Data shown.
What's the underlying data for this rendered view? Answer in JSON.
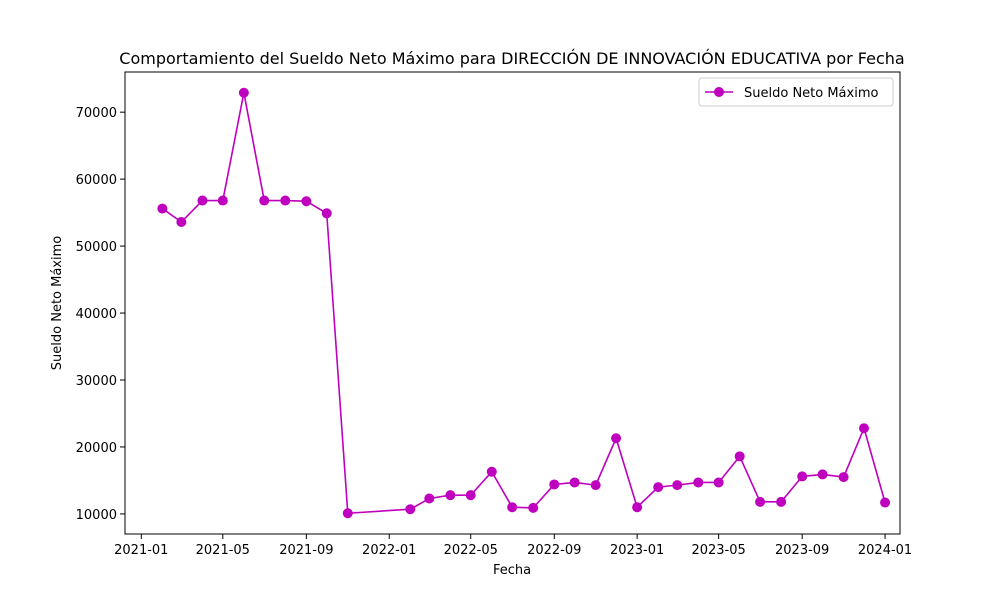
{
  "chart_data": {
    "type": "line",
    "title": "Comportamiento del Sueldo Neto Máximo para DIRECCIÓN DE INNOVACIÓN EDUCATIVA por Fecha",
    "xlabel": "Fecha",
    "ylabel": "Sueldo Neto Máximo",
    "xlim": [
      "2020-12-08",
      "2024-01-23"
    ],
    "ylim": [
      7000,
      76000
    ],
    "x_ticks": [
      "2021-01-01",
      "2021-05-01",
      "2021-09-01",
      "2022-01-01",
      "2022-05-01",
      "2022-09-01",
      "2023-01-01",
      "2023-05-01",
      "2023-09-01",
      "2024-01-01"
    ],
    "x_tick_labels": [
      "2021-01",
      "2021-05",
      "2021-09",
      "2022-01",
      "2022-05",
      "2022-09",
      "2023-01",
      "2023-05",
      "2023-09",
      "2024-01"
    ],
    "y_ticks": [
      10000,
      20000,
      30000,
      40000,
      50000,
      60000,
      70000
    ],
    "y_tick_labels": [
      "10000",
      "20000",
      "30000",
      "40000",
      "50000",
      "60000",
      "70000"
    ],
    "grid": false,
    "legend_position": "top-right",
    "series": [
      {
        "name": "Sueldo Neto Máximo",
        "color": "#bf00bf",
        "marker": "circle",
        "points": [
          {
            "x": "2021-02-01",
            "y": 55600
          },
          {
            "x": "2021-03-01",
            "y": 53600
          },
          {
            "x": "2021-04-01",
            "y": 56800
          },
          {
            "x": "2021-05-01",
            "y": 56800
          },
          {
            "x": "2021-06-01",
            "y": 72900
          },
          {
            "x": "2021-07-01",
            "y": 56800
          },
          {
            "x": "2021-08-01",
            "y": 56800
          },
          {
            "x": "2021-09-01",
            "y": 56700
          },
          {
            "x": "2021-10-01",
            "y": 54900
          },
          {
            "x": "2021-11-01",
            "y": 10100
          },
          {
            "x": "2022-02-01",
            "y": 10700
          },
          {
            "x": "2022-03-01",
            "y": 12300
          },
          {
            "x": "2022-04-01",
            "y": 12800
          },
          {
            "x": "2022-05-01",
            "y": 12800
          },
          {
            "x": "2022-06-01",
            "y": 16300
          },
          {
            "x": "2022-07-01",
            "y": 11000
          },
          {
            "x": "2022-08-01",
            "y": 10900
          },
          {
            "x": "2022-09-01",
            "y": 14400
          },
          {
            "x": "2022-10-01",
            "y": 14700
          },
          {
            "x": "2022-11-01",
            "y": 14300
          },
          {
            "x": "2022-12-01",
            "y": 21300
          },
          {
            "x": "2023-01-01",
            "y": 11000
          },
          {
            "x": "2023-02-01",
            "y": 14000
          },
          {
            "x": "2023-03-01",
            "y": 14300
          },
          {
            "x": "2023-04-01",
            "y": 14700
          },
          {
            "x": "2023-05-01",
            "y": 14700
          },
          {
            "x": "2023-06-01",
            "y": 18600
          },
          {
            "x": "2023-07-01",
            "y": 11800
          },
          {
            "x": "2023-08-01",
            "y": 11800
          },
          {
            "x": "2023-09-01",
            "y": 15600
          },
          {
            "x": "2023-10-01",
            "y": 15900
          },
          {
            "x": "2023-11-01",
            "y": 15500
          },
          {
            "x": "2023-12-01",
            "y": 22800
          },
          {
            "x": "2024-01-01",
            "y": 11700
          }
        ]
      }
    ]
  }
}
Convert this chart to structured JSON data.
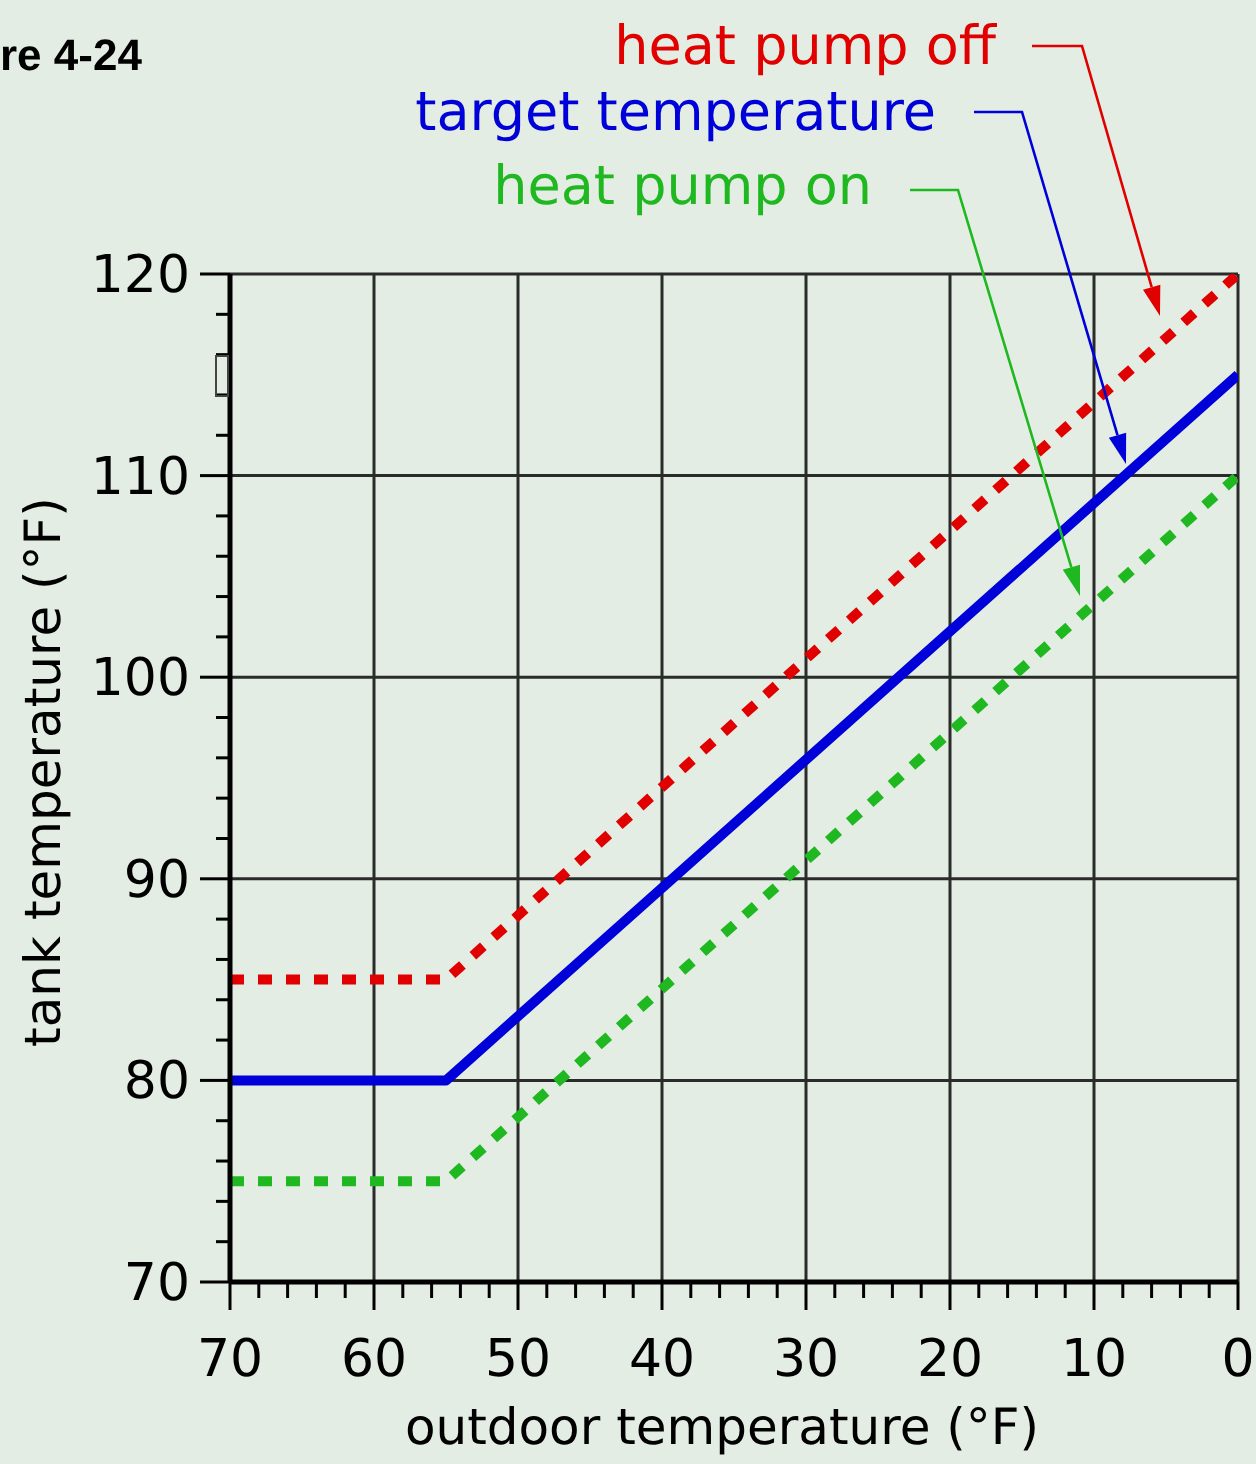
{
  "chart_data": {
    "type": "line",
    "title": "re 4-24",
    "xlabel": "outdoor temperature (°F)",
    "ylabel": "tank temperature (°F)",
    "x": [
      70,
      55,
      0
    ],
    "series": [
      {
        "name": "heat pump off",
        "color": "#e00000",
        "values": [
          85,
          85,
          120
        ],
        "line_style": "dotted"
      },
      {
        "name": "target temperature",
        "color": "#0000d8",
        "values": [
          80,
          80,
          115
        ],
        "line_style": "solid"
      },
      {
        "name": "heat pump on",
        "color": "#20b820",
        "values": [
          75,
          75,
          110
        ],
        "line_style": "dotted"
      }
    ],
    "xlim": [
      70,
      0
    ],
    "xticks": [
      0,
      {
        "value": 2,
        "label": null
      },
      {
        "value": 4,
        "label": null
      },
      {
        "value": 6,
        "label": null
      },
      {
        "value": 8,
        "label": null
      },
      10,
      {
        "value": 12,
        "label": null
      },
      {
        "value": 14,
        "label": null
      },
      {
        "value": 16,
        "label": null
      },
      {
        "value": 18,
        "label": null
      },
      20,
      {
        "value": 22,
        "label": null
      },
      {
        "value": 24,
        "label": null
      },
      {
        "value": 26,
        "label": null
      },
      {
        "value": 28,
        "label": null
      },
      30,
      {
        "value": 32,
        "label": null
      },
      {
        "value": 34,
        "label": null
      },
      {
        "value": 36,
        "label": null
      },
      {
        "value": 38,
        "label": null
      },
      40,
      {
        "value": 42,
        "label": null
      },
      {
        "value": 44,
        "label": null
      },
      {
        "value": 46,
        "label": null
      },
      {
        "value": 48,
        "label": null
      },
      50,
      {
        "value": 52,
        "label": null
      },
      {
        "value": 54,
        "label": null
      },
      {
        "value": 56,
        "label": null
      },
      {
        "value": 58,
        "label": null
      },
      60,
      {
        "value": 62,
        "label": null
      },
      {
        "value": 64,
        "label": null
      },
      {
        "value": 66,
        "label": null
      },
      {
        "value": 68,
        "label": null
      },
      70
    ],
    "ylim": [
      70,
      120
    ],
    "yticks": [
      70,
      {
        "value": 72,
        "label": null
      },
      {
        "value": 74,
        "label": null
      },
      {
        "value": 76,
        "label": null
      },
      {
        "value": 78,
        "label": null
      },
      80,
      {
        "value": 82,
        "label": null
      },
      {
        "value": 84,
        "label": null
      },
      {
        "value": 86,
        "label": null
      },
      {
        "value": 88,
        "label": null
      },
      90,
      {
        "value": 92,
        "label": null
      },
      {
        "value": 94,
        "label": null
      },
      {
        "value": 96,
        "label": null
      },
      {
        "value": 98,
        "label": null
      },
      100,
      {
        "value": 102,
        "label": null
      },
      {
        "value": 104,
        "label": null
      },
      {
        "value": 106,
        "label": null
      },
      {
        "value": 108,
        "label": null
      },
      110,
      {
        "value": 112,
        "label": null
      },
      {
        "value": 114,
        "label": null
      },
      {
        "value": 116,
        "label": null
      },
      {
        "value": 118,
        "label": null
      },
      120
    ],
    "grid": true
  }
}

---

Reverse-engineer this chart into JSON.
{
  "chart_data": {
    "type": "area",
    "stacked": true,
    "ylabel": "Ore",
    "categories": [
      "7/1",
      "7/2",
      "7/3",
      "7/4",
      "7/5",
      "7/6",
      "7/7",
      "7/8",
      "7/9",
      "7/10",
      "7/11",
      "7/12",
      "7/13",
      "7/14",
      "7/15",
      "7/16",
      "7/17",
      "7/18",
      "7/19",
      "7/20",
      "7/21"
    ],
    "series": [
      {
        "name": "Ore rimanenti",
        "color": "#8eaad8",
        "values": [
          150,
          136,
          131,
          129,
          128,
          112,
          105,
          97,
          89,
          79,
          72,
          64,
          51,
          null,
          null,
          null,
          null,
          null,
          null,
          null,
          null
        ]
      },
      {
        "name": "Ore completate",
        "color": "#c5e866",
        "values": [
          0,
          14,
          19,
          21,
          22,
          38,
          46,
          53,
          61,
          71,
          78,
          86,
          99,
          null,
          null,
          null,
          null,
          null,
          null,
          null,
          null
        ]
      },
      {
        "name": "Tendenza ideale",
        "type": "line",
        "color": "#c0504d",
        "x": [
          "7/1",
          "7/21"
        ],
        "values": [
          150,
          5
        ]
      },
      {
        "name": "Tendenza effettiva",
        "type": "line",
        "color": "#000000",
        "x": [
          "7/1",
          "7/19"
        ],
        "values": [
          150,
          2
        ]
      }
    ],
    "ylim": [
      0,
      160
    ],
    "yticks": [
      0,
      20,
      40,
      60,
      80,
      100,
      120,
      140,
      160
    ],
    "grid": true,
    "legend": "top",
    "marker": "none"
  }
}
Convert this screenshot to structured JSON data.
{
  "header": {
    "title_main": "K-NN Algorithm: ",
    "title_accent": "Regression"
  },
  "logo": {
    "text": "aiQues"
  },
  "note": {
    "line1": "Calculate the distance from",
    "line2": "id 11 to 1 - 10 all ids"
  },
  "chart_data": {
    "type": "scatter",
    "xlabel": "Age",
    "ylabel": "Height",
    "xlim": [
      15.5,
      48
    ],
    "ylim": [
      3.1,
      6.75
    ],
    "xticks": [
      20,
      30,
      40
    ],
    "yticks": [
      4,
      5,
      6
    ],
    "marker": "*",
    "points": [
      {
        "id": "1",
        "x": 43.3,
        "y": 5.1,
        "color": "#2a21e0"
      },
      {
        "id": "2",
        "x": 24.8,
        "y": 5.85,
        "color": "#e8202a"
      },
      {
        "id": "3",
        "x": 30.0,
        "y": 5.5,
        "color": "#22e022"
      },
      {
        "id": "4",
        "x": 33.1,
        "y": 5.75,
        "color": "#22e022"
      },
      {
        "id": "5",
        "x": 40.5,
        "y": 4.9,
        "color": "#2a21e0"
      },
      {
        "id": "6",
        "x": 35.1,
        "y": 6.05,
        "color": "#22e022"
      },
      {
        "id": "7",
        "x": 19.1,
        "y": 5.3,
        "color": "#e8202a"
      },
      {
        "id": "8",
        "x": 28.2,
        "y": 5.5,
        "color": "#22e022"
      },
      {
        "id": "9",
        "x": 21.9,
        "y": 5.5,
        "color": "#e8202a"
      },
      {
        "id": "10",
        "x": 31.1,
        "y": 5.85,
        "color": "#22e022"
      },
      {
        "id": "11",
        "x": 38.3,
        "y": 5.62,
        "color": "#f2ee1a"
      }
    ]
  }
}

What to do.
State how many lines hold the word "xlabel". The number is the whole answer.

Finished answer.
3